#### [Source data]
* * * * * * * * *

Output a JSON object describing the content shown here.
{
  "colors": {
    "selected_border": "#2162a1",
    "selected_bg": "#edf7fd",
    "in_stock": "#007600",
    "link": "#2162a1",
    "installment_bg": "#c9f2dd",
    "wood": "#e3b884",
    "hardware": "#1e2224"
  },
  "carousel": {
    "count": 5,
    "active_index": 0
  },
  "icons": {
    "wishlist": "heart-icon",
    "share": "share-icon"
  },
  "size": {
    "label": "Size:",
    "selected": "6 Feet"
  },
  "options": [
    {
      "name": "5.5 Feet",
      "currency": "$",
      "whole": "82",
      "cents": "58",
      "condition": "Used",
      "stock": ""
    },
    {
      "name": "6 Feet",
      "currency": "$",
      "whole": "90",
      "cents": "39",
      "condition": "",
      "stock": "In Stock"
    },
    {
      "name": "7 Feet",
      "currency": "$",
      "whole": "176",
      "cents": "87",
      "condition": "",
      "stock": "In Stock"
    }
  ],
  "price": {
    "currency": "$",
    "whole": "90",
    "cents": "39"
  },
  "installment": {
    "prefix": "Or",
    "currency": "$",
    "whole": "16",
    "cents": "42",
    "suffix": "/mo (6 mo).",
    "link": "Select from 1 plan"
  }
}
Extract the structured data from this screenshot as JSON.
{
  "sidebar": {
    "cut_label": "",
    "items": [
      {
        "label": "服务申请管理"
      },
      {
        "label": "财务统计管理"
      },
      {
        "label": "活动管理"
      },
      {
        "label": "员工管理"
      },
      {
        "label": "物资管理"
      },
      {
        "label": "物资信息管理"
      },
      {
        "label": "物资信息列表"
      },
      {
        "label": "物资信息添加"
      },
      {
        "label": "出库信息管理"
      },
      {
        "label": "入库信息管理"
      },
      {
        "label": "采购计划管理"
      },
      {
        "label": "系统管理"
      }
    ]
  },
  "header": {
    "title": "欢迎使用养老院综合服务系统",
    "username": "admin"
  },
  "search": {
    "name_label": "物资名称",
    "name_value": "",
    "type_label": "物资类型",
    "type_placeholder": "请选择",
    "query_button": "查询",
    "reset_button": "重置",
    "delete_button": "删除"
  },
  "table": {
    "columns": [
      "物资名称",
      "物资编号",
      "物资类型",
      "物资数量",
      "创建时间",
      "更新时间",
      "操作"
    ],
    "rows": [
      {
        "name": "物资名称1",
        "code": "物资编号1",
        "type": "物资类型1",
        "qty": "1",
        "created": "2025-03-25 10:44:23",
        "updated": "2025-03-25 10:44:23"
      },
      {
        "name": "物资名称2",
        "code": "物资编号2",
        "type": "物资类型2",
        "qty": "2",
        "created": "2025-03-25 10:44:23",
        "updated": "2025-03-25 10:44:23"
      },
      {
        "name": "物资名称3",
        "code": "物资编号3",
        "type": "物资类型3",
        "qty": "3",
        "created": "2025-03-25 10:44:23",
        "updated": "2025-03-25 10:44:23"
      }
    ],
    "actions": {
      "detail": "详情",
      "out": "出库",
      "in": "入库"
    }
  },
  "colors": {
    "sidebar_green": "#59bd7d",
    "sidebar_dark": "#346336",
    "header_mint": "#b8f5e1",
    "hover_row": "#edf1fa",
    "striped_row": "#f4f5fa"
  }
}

* * * * * * * * *

#### [Exercise]
Type out the material again exactly as presented.

#### [Task solution]
Output a JSON object describing the content shown here.
{
  "colors": {
    "selected_border": "#2162a1",
    "selected_bg": "#edf7fd",
    "in_stock": "#007600",
    "link": "#2162a1",
    "installment_bg": "#c9f2dd",
    "wood": "#e3b884",
    "hardware": "#1e2224"
  },
  "carousel": {
    "count": 5,
    "active_index": 0
  },
  "icons": {
    "wishlist": "heart-icon",
    "share": "share-icon"
  },
  "size": {
    "label": "Size:",
    "selected": "6 Feet"
  },
  "options": [
    {
      "name": "5.5 Feet",
      "currency": "$",
      "whole": "82",
      "cents": "58",
      "condition": "Used",
      "stock": ""
    },
    {
      "name": "6 Feet",
      "currency": "$",
      "whole": "90",
      "cents": "39",
      "condition": "",
      "stock": "In Stock"
    },
    {
      "name": "7 Feet",
      "currency": "$",
      "whole": "176",
      "cents": "87",
      "condition": "",
      "stock": "In Stock"
    }
  ],
  "price": {
    "currency": "$",
    "whole": "90",
    "cents": "39"
  },
  "installment": {
    "prefix": "Or",
    "currency": "$",
    "whole": "16",
    "cents": "42",
    "suffix": "/mo (6 mo).",
    "link": "Select from 1 plan"
  }
}
Extract the structured data from this screenshot as JSON.
{
  "sidebar": {
    "cut_label": "",
    "items": [
      {
        "label": "服务申请管理"
      },
      {
        "label": "财务统计管理"
      },
      {
        "label": "活动管理"
      },
      {
        "label": "员工管理"
      },
      {
        "label": "物资管理"
      },
      {
        "label": "物资信息管理"
      },
      {
        "label": "物资信息列表"
      },
      {
        "label": "物资信息添加"
      },
      {
        "label": "出库信息管理"
      },
      {
        "label": "入库信息管理"
      },
      {
        "label": "采购计划管理"
      },
      {
        "label": "系统管理"
      }
    ]
  },
  "header": {
    "title": "欢迎使用养老院综合服务系统",
    "username": "admin"
  },
  "search": {
    "name_label": "物资名称",
    "name_value": "",
    "type_label": "物资类型",
    "type_placeholder": "请选择",
    "query_button": "查询",
    "reset_button": "重置",
    "delete_button": "删除"
  },
  "table": {
    "columns": [
      "物资名称",
      "物资编号",
      "物资类型",
      "物资数量",
      "创建时间",
      "更新时间",
      "操作"
    ],
    "rows": [
      {
        "name": "物资名称1",
        "code": "物资编号1",
        "type": "物资类型1",
        "qty": "1",
        "created": "2025-03-25 10:44:23",
        "updated": "2025-03-25 10:44:23"
      },
      {
        "name": "物资名称2",
        "code": "物资编号2",
        "type": "物资类型2",
        "qty": "2",
        "created": "2025-03-25 10:44:23",
        "updated": "2025-03-25 10:44:23"
      },
      {
        "name": "物资名称3",
        "code": "物资编号3",
        "type": "物资类型3",
        "qty": "3",
        "created": "2025-03-25 10:44:23",
        "updated": "2025-03-25 10:44:23"
      }
    ],
    "actions": {
      "detail": "详情",
      "out": "出库",
      "in": "入库"
    }
  },
  "colors": {
    "sidebar_green": "#59bd7d",
    "sidebar_dark": "#346336",
    "header_mint": "#b8f5e1",
    "hover_row": "#edf1fa",
    "striped_row": "#f4f5fa"
  }
}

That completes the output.